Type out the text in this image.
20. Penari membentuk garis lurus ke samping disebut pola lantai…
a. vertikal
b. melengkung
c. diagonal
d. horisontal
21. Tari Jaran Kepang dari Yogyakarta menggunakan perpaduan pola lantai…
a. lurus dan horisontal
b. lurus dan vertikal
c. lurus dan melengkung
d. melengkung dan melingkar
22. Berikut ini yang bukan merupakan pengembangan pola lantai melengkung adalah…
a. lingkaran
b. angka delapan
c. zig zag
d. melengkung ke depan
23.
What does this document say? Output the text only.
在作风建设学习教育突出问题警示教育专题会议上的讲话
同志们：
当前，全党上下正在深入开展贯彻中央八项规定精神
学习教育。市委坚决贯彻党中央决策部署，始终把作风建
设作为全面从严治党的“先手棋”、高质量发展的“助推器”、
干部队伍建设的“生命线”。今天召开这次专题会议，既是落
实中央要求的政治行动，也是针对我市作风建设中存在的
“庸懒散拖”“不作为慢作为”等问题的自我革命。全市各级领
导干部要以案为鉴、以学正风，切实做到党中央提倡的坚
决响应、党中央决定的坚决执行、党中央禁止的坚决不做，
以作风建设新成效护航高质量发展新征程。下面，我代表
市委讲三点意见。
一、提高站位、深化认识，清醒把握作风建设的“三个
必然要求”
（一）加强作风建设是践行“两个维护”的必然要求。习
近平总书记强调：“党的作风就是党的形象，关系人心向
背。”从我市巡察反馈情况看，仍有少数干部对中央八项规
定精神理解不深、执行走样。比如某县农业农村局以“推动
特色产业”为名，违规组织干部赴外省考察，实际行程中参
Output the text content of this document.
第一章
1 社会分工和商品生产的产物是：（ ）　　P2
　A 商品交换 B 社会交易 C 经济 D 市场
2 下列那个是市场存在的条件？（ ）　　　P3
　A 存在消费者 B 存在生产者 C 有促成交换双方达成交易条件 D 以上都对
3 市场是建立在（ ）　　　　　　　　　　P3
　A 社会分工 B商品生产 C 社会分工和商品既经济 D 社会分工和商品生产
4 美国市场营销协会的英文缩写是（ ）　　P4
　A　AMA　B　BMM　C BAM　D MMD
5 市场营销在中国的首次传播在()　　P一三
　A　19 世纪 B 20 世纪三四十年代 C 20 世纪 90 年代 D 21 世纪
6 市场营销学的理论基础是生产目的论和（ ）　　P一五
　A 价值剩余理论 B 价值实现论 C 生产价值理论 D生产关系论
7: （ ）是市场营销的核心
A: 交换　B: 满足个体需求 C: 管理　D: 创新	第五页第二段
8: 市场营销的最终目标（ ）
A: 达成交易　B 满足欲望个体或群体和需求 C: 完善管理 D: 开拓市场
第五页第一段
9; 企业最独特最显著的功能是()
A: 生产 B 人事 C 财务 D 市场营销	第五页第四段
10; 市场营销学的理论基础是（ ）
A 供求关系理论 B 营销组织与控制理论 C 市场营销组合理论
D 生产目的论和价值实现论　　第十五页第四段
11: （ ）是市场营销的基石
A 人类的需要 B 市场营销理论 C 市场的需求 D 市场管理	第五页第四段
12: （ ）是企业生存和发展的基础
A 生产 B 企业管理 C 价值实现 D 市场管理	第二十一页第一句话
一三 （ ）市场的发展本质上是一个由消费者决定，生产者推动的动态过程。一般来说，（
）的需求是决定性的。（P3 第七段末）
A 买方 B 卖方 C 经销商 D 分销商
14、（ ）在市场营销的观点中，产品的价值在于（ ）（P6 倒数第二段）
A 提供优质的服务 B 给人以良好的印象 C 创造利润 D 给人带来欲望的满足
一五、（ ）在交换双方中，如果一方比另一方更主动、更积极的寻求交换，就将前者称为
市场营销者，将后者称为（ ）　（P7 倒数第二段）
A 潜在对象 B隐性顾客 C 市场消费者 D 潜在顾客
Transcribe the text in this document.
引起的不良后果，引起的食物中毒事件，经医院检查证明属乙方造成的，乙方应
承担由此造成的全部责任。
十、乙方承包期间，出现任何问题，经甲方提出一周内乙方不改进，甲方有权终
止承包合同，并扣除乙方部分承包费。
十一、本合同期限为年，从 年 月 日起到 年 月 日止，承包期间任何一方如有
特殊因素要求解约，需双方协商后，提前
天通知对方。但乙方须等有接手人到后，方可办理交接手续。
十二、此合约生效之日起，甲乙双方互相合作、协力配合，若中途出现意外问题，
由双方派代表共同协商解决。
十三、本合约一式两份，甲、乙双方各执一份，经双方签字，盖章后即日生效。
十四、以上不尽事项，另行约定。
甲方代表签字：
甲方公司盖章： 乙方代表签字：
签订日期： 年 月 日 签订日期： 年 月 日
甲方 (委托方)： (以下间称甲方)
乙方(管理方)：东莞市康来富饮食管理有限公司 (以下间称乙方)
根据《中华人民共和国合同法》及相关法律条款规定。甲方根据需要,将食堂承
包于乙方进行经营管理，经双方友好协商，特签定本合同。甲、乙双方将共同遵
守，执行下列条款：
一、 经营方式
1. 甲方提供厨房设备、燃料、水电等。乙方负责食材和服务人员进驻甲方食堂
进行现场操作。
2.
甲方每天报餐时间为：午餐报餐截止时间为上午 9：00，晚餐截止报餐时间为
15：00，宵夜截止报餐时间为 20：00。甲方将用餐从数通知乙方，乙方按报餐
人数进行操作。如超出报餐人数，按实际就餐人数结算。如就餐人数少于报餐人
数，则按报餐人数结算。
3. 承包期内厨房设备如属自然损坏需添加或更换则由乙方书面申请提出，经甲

•••••

• **STATED PROBLEM**
Output the data above exactly, please, line for line.

• **SOLUTION FOR THIS TASK**
Type out the text in this image.
20. Penari membentuk garis lurus ke samping disebut pola lantai…
a. vertikal
b. melengkung
c. diagonal
d. horisontal
21. Tari Jaran Kepang dari Yogyakarta menggunakan perpaduan pola lantai…
a. lurus dan horisontal
b. lurus dan vertikal
c. lurus dan melengkung
d. melengkung dan melingkar
22. Berikut ini yang bukan merupakan pengembangan pola lantai melengkung adalah…
a. lingkaran
b. angka delapan
c. zig zag
d. melengkung ke depan
23.
What does this document say? Output the text only.
在作风建设学习教育突出问题警示教育专题会议上的讲话
同志们：
当前，全党上下正在深入开展贯彻中央八项规定精神
学习教育。市委坚决贯彻党中央决策部署，始终把作风建
设作为全面从严治党的“先手棋”、高质量发展的“助推器”、
干部队伍建设的“生命线”。今天召开这次专题会议，既是落
实中央要求的政治行动，也是针对我市作风建设中存在的
“庸懒散拖”“不作为慢作为”等问题的自我革命。全市各级领
导干部要以案为鉴、以学正风，切实做到党中央提倡的坚
决响应、党中央决定的坚决执行、党中央禁止的坚决不做，
以作风建设新成效护航高质量发展新征程。下面，我代表
市委讲三点意见。
一、提高站位、深化认识，清醒把握作风建设的“三个
必然要求”
（一）加强作风建设是践行“两个维护”的必然要求。习
近平总书记强调：“党的作风就是党的形象，关系人心向
背。”从我市巡察反馈情况看，仍有少数干部对中央八项规
定精神理解不深、执行走样。比如某县农业农村局以“推动
特色产业”为名，违规组织干部赴外省考察，实际行程中参
Output the text content of this document.
第一章
1 社会分工和商品生产的产物是：（ ）　　P2
　A 商品交换 B 社会交易 C 经济 D 市场
2 下列那个是市场存在的条件？（ ）　　　P3
　A 存在消费者 B 存在生产者 C 有促成交换双方达成交易条件 D 以上都对
3 市场是建立在（ ）　　　　　　　　　　P3
　A 社会分工 B商品生产 C 社会分工和商品既经济 D 社会分工和商品生产
4 美国市场营销协会的英文缩写是（ ）　　P4
　A　AMA　B　BMM　C BAM　D MMD
5 市场营销在中国的首次传播在()　　P一三
　A　19 世纪 B 20 世纪三四十年代 C 20 世纪 90 年代 D 21 世纪
6 市场营销学的理论基础是生产目的论和（ ）　　P一五
　A 价值剩余理论 B 价值实现论 C 生产价值理论 D生产关系论
7: （ ）是市场营销的核心
A: 交换　B: 满足个体需求 C: 管理　D: 创新	第五页第二段
8: 市场营销的最终目标（ ）
A: 达成交易　B 满足欲望个体或群体和需求 C: 完善管理 D: 开拓市场
第五页第一段
9; 企业最独特最显著的功能是()
A: 生产 B 人事 C 财务 D 市场营销	第五页第四段
10; 市场营销学的理论基础是（ ）
A 供求关系理论 B 营销组织与控制理论 C 市场营销组合理论
D 生产目的论和价值实现论　　第十五页第四段
11: （ ）是市场营销的基石
A 人类的需要 B 市场营销理论 C 市场的需求 D 市场管理	第五页第四段
12: （ ）是企业生存和发展的基础
A 生产 B 企业管理 C 价值实现 D 市场管理	第二十一页第一句话
一三 （ ）市场的发展本质上是一个由消费者决定，生产者推动的动态过程。一般来说，（
）的需求是决定性的。（P3 第七段末）
A 买方 B 卖方 C 经销商 D 分销商
14、（ ）在市场营销的观点中，产品的价值在于（ ）（P6 倒数第二段）
A 提供优质的服务 B 给人以良好的印象 C 创造利润 D 给人带来欲望的满足
一五、（ ）在交换双方中，如果一方比另一方更主动、更积极的寻求交换，就将前者称为
市场营销者，将后者称为（ ）　（P7 倒数第二段）
A 潜在对象 B隐性顾客 C 市场消费者 D 潜在顾客
Transcribe the text in this document.
引起的不良后果，引起的食物中毒事件，经医院检查证明属乙方造成的，乙方应
承担由此造成的全部责任。
十、乙方承包期间，出现任何问题，经甲方提出一周内乙方不改进，甲方有权终
止承包合同，并扣除乙方部分承包费。
十一、本合同期限为年，从 年 月 日起到 年 月 日止，承包期间任何一方如有
特殊因素要求解约，需双方协商后，提前
天通知对方。但乙方须等有接手人到后，方可办理交接手续。
十二、此合约生效之日起，甲乙双方互相合作、协力配合，若中途出现意外问题，
由双方派代表共同协商解决。
十三、本合约一式两份，甲、乙双方各执一份，经双方签字，盖章后即日生效。
十四、以上不尽事项，另行约定。
甲方代表签字：
甲方公司盖章： 乙方代表签字：
签订日期： 年 月 日 签订日期： 年 月 日
甲方 (委托方)： (以下间称甲方)
乙方(管理方)：东莞市康来富饮食管理有限公司 (以下间称乙方)
根据《中华人民共和国合同法》及相关法律条款规定。甲方根据需要,将食堂承
包于乙方进行经营管理，经双方友好协商，特签定本合同。甲、乙双方将共同遵
守，执行下列条款：
一、 经营方式
1. 甲方提供厨房设备、燃料、水电等。乙方负责食材和服务人员进驻甲方食堂
进行现场操作。
2.
甲方每天报餐时间为：午餐报餐截止时间为上午 9：00，晚餐截止报餐时间为
15：00，宵夜截止报餐时间为 20：00。甲方将用餐从数通知乙方，乙方按报餐
人数进行操作。如超出报餐人数，按实际就餐人数结算。如就餐人数少于报餐人
数，则按报餐人数结算。
3. 承包期内厨房设备如属自然损坏需添加或更换则由乙方书面申请提出，经甲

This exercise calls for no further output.